*** Data supplied ***

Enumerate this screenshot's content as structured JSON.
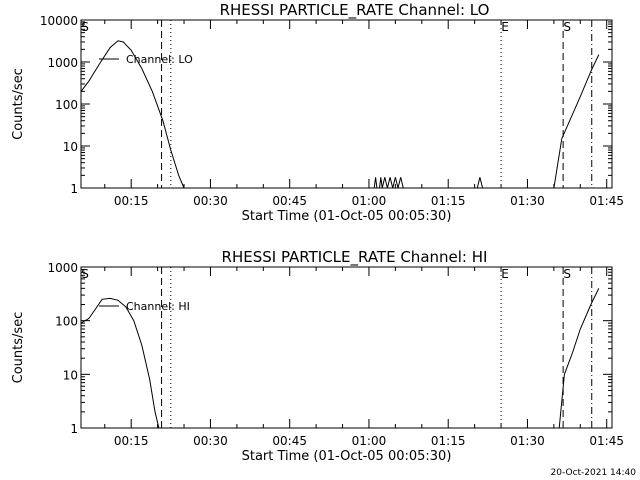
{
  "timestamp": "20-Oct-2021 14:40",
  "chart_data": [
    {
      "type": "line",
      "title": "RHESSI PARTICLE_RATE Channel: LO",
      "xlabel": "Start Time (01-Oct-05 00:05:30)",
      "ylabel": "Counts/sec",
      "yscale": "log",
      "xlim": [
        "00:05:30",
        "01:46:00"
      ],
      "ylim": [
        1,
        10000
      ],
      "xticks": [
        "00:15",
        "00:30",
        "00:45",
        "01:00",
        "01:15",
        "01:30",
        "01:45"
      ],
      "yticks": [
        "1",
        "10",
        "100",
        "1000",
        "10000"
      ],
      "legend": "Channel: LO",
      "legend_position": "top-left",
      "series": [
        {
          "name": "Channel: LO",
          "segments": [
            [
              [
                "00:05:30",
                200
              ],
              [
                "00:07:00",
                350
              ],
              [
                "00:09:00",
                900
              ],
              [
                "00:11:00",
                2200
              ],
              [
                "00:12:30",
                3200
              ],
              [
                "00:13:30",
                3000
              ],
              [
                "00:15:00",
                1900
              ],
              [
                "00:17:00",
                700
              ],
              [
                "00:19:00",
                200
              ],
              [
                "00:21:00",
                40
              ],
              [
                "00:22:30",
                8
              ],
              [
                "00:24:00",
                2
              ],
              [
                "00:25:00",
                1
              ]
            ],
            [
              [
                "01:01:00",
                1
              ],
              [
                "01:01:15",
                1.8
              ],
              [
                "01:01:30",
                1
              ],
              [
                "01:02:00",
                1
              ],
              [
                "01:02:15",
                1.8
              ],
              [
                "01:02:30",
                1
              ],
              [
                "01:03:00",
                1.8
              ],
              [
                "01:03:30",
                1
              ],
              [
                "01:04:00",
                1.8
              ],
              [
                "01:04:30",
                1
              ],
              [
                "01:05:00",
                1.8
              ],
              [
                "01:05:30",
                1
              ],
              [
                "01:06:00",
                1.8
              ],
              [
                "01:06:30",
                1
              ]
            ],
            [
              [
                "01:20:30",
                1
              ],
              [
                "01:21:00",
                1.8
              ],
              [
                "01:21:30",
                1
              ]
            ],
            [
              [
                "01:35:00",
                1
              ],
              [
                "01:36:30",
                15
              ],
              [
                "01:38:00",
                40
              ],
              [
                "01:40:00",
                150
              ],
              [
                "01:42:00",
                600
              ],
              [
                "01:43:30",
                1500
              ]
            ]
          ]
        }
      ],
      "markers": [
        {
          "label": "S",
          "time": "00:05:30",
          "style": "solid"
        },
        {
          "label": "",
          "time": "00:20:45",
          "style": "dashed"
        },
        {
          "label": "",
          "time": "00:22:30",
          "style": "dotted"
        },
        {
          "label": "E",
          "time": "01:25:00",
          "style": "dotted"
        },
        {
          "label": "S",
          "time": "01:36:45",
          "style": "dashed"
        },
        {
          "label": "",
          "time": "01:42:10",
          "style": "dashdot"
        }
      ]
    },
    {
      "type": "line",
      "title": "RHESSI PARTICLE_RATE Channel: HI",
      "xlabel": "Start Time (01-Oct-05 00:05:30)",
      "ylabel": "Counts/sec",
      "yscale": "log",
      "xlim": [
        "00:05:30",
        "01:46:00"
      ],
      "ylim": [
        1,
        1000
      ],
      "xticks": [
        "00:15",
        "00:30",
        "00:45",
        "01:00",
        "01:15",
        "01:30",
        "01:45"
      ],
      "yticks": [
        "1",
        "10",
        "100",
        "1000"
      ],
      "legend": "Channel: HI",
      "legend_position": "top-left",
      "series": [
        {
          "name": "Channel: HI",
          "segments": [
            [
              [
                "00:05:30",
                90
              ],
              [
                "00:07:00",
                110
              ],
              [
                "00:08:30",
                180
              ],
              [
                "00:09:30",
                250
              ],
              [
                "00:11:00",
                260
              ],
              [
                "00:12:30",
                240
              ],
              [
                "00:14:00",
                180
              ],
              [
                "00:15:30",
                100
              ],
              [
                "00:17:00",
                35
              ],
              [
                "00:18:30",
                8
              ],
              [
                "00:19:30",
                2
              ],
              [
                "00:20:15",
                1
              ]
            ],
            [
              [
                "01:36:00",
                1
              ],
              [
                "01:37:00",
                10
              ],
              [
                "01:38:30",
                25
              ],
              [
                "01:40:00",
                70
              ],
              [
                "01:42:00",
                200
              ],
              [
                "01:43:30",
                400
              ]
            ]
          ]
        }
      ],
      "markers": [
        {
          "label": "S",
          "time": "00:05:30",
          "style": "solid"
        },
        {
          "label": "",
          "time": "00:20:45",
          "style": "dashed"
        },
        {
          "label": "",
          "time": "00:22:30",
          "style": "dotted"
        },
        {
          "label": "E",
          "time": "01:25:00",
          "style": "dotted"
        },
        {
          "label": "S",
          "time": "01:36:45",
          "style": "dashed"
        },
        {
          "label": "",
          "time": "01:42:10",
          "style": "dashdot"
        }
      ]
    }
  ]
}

***
*** Data supplied ***

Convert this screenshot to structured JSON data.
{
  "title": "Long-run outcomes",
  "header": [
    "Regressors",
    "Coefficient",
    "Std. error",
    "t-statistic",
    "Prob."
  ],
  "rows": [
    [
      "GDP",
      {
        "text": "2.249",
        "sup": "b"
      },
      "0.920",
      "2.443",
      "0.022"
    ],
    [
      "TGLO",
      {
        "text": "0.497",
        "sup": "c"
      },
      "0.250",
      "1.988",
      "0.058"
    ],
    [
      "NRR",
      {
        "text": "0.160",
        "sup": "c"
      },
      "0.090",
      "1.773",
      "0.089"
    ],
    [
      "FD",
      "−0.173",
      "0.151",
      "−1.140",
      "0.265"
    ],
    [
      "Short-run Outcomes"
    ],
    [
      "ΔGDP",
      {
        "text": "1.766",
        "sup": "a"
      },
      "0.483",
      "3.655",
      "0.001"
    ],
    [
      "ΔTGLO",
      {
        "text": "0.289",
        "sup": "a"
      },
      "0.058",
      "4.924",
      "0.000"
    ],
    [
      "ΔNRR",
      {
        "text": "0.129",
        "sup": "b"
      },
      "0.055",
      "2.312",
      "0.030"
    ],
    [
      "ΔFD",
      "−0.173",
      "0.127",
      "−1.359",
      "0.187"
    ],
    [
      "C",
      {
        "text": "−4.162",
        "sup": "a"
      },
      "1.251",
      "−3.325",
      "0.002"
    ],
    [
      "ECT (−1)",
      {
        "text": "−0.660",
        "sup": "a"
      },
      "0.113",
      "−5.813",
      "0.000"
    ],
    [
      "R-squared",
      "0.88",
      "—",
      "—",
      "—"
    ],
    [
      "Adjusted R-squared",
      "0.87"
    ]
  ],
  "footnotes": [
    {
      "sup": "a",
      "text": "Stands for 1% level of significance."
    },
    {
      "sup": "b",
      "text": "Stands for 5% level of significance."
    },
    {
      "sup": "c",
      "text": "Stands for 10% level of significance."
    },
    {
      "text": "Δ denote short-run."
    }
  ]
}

***
*** Data supplied ***

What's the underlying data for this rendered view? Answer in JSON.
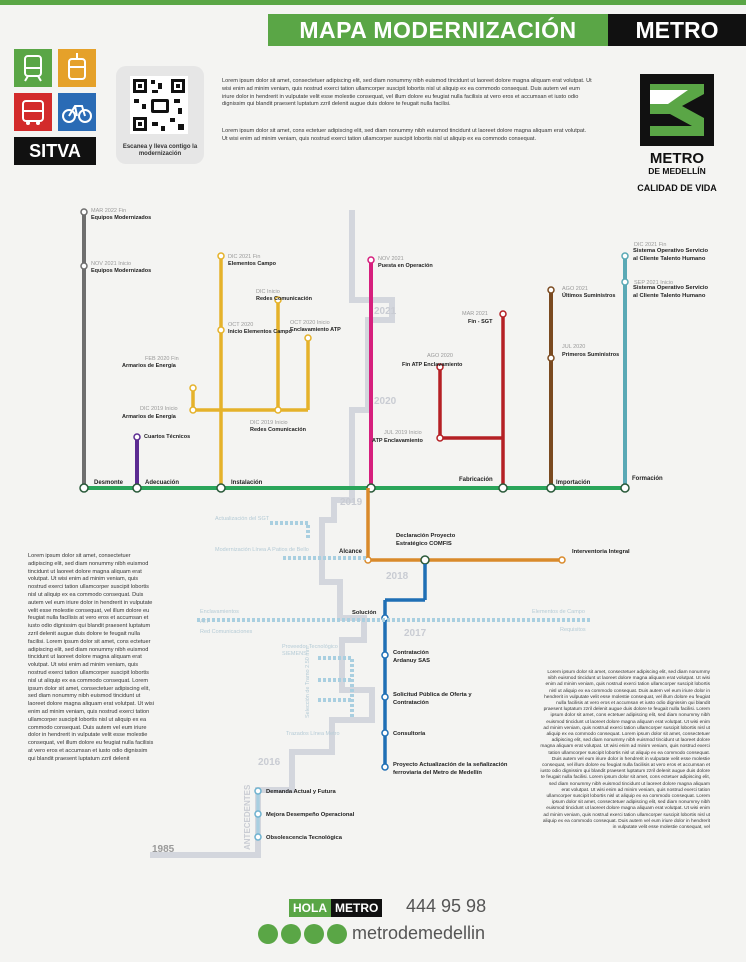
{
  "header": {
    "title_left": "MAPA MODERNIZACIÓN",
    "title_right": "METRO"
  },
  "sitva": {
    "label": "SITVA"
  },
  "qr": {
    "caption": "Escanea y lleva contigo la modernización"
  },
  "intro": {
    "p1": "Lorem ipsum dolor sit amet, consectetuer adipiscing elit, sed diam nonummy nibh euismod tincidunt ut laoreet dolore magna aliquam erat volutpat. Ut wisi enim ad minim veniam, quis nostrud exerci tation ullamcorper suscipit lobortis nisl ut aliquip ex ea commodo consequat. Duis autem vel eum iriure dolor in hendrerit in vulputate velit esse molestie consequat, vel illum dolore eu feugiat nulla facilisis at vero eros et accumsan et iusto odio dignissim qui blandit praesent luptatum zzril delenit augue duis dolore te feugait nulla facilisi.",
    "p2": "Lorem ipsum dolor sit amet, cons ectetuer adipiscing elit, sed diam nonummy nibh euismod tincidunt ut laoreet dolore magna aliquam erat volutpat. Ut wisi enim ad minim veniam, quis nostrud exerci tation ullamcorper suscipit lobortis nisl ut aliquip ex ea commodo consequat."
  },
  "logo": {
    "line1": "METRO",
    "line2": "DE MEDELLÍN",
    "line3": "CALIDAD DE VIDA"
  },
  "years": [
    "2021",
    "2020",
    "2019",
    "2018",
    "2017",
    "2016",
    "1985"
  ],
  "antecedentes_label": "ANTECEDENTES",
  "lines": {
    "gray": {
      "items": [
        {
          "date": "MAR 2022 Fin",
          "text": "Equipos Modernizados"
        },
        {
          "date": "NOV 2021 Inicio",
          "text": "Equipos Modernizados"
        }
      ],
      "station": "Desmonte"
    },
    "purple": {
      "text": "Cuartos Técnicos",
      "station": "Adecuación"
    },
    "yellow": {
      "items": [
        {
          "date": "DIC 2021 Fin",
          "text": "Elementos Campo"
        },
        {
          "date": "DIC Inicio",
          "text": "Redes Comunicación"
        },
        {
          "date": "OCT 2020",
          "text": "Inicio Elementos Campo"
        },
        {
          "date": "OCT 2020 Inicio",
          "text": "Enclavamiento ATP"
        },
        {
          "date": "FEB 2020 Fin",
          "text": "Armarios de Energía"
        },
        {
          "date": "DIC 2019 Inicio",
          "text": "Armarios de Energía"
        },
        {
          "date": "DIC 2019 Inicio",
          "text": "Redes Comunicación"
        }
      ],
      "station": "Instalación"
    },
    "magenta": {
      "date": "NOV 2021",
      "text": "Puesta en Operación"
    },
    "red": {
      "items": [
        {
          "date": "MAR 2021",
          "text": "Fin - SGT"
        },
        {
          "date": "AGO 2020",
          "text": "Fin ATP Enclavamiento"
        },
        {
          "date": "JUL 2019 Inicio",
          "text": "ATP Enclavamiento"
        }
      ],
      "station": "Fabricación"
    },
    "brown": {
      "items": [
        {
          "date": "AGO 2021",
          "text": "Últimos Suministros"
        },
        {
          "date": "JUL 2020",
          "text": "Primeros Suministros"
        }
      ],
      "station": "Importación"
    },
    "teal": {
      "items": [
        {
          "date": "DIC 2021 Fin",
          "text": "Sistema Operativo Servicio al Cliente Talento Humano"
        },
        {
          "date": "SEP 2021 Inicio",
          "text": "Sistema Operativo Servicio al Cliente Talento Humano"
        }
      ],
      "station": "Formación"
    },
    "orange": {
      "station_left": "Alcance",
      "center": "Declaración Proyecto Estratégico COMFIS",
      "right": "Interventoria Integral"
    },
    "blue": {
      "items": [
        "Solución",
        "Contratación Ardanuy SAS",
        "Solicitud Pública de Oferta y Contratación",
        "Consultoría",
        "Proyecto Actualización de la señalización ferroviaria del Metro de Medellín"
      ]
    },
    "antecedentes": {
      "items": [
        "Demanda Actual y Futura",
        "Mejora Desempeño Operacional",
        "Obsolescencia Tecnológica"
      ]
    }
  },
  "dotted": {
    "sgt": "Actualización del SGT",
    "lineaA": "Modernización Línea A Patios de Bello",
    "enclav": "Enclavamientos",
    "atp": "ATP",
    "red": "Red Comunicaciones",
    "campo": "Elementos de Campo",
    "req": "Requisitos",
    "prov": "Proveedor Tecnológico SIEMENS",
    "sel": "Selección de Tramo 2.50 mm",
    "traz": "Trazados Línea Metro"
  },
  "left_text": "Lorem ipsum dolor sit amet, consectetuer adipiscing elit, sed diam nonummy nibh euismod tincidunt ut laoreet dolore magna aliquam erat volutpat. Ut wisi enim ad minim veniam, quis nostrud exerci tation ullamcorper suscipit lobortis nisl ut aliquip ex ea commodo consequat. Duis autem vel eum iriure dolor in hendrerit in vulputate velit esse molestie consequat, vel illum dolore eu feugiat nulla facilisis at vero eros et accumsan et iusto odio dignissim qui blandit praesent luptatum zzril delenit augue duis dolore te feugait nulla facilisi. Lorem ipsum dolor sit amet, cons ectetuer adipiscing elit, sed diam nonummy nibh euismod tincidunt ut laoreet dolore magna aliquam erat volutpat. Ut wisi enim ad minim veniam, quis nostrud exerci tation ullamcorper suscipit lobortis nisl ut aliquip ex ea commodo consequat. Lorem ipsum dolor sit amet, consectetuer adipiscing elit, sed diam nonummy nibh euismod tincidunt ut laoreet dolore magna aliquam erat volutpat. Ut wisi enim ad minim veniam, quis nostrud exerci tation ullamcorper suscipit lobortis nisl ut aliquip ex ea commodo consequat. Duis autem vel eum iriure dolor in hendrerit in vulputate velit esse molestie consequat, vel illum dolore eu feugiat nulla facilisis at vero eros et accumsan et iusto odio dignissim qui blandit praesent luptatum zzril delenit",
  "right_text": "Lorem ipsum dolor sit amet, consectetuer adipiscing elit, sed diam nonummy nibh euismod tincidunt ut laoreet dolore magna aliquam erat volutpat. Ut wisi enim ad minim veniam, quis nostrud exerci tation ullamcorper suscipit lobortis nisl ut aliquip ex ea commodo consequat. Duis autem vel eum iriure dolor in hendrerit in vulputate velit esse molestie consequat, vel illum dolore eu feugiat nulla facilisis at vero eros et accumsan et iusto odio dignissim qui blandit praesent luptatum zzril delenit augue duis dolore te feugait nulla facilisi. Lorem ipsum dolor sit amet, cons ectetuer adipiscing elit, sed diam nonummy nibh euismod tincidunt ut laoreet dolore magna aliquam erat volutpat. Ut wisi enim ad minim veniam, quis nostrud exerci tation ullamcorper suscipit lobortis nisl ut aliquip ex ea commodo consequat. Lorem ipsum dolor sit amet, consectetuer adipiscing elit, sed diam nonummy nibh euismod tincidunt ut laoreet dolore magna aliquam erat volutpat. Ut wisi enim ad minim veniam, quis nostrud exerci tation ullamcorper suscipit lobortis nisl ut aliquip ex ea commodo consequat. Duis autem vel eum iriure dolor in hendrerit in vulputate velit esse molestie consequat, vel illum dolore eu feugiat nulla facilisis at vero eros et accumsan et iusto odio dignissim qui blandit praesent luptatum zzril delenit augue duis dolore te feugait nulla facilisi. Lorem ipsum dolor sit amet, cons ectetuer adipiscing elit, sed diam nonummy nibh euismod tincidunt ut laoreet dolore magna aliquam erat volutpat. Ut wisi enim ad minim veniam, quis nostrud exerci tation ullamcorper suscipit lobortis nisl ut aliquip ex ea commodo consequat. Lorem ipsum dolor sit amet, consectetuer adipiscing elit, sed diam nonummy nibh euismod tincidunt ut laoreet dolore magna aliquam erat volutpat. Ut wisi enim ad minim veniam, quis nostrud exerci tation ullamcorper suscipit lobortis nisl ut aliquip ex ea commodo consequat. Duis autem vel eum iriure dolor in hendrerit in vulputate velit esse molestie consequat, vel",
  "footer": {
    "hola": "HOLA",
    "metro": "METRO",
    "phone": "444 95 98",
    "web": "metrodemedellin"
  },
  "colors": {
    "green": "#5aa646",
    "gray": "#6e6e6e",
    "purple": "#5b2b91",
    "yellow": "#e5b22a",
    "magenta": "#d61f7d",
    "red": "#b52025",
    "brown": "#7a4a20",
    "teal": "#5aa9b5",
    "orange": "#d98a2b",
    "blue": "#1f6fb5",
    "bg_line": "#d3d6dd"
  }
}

***

### Task description
From the data, collect all lines where the string "structured" appears.

### Full response
Enumerate this screenshot's content as structured JSON.
Convert this screenshot to structured JSON data.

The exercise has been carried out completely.